* WHAT THIS TASK INVOLVES:
Each entry below is to be duplicated verbatim.
——
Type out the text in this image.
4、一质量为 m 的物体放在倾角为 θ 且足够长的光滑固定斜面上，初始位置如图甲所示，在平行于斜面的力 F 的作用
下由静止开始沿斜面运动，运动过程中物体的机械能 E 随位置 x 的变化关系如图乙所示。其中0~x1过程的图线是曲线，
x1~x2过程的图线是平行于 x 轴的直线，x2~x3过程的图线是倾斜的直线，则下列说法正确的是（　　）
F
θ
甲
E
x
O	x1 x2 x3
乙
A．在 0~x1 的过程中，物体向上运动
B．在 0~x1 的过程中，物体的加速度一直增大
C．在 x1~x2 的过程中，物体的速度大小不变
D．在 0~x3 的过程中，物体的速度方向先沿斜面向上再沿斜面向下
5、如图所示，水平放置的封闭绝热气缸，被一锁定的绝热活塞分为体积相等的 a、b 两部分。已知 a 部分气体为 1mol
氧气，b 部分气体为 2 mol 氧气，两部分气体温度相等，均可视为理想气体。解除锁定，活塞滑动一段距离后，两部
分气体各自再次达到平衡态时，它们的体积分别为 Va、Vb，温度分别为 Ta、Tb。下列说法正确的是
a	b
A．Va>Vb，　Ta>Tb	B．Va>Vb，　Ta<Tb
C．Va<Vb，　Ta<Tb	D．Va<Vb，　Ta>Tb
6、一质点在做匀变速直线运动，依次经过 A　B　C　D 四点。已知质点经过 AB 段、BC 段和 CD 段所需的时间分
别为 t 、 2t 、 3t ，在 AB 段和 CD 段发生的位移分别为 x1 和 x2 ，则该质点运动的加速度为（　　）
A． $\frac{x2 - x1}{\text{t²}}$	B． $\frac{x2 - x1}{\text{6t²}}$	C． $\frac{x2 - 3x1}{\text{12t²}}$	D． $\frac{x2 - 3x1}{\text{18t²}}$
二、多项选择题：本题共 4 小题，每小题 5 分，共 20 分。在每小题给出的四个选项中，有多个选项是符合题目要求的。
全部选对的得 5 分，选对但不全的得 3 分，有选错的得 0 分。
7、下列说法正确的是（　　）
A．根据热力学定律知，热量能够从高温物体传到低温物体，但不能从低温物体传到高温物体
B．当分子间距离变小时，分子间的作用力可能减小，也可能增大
——
* THE RESPONSE:
Type out the text in this image.
4、一质量为 m 的物体放在倾角为 θ 且足够长的光滑固定斜面上，初始位置如图甲所示，在平行于斜面的力 F 的作用
下由静止开始沿斜面运动，运动过程中物体的机械能 E 随位置 x 的变化关系如图乙所示。其中0~x1过程的图线是曲线，
x1~x2过程的图线是平行于 x 轴的直线，x2~x3过程的图线是倾斜的直线，则下列说法正确的是（　　）
F
θ
甲
E
x
O	x1 x2 x3
乙
A．在 0~x1 的过程中，物体向上运动
B．在 0~x1 的过程中，物体的加速度一直增大
C．在 x1~x2 的过程中，物体的速度大小不变
D．在 0~x3 的过程中，物体的速度方向先沿斜面向上再沿斜面向下
5、如图所示，水平放置的封闭绝热气缸，被一锁定的绝热活塞分为体积相等的 a、b 两部分。已知 a 部分气体为 1mol
氧气，b 部分气体为 2 mol 氧气，两部分气体温度相等，均可视为理想气体。解除锁定，活塞滑动一段距离后，两部
分气体各自再次达到平衡态时，它们的体积分别为 Va、Vb，温度分别为 Ta、Tb。下列说法正确的是
a	b
A．Va>Vb，　Ta>Tb	B．Va>Vb，　Ta<Tb
C．Va<Vb，　Ta<Tb	D．Va<Vb，　Ta>Tb
6、一质点在做匀变速直线运动，依次经过 A　B　C　D 四点。已知质点经过 AB 段、BC 段和 CD 段所需的时间分
别为 t 、 2t 、 3t ，在 AB 段和 CD 段发生的位移分别为 x1 和 x2 ，则该质点运动的加速度为（　　）
A． $\frac{x2 - x1}{\text{t²}}$	B． $\frac{x2 - x1}{\text{6t²}}$	C． $\frac{x2 - 3x1}{\text{12t²}}$	D． $\frac{x2 - 3x1}{\text{18t²}}$
二、多项选择题：本题共 4 小题，每小题 5 分，共 20 分。在每小题给出的四个选项中，有多个选项是符合题目要求的。
全部选对的得 5 分，选对但不全的得 3 分，有选错的得 0 分。
7、下列说法正确的是（　　）
A．根据热力学定律知，热量能够从高温物体传到低温物体，但不能从低温物体传到高温物体
B．当分子间距离变小时，分子间的作用力可能减小，也可能增大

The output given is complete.